## Data records
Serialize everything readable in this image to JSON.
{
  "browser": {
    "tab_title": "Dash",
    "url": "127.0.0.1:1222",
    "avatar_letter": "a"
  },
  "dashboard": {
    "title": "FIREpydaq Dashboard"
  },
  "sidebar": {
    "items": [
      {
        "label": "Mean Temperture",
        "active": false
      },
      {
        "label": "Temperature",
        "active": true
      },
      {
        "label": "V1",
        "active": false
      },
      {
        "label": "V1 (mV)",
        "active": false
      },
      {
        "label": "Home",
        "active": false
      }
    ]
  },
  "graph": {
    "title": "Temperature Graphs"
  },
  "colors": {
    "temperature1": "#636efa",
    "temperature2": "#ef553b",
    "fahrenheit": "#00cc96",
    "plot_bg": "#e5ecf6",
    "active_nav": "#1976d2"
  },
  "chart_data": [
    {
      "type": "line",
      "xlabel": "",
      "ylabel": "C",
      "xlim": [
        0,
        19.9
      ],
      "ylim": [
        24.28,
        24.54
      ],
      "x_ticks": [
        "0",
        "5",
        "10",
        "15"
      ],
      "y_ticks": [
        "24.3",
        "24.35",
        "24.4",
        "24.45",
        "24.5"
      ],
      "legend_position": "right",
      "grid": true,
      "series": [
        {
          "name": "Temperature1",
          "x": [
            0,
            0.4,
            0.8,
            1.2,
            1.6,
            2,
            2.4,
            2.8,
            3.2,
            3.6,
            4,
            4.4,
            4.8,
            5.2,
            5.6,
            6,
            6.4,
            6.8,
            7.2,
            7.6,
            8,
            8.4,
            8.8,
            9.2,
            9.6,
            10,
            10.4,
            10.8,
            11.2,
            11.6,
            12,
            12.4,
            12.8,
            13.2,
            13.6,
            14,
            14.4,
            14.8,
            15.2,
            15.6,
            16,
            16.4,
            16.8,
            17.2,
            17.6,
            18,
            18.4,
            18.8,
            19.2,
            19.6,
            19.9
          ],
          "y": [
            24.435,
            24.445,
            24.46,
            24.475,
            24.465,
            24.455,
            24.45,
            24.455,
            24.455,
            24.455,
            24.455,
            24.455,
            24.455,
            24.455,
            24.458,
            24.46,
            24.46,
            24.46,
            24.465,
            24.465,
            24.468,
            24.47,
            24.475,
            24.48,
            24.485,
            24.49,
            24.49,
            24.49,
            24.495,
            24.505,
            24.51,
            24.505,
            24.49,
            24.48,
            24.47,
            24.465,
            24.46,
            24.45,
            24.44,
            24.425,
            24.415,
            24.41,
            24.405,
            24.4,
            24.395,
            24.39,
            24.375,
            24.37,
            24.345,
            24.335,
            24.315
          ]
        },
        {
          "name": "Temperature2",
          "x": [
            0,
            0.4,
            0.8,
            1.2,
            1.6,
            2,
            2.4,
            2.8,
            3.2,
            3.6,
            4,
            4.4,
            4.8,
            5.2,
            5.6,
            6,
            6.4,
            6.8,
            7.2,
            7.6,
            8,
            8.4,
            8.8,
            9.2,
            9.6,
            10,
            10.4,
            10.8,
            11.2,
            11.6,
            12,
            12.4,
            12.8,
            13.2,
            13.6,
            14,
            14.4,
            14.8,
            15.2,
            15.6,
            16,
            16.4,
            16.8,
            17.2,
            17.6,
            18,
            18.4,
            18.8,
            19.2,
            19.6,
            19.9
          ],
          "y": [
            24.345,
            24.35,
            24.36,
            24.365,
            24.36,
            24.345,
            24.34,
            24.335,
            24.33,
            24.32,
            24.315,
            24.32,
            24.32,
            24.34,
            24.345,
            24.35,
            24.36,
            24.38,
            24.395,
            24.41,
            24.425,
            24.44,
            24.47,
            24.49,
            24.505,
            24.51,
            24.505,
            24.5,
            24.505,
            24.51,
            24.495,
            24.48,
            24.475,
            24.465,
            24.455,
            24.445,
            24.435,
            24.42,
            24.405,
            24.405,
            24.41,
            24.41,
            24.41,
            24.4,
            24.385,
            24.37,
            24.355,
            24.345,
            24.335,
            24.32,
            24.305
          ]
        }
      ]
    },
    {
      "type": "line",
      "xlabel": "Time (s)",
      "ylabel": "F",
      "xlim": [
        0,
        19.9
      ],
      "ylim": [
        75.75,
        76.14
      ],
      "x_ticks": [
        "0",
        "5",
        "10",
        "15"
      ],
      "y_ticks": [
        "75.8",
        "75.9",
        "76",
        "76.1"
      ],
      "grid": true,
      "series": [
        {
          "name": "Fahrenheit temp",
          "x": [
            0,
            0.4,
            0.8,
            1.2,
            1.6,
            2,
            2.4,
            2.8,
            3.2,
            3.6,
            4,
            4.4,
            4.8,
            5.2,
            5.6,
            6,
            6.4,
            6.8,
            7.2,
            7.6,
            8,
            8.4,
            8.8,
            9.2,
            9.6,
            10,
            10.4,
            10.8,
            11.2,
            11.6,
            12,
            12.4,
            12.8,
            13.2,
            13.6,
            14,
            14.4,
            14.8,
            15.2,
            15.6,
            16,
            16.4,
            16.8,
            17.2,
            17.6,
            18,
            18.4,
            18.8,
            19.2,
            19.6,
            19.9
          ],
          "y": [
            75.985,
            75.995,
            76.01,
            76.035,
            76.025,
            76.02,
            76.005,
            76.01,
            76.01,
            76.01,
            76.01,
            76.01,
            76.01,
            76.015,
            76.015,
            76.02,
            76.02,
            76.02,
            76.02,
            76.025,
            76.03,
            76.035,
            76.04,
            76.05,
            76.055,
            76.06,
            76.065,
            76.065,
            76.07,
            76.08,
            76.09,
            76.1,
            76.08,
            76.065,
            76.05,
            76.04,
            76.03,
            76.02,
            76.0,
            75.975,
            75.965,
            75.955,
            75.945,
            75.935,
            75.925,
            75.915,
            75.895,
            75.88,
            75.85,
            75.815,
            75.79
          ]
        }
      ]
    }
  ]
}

## Goal of the exercise
Pick out the lines containing the string "name" and show them.

## Solution to this task
          "name": "Temperature1",
          "name": "Temperature2",
          "name": "Fahrenheit temp",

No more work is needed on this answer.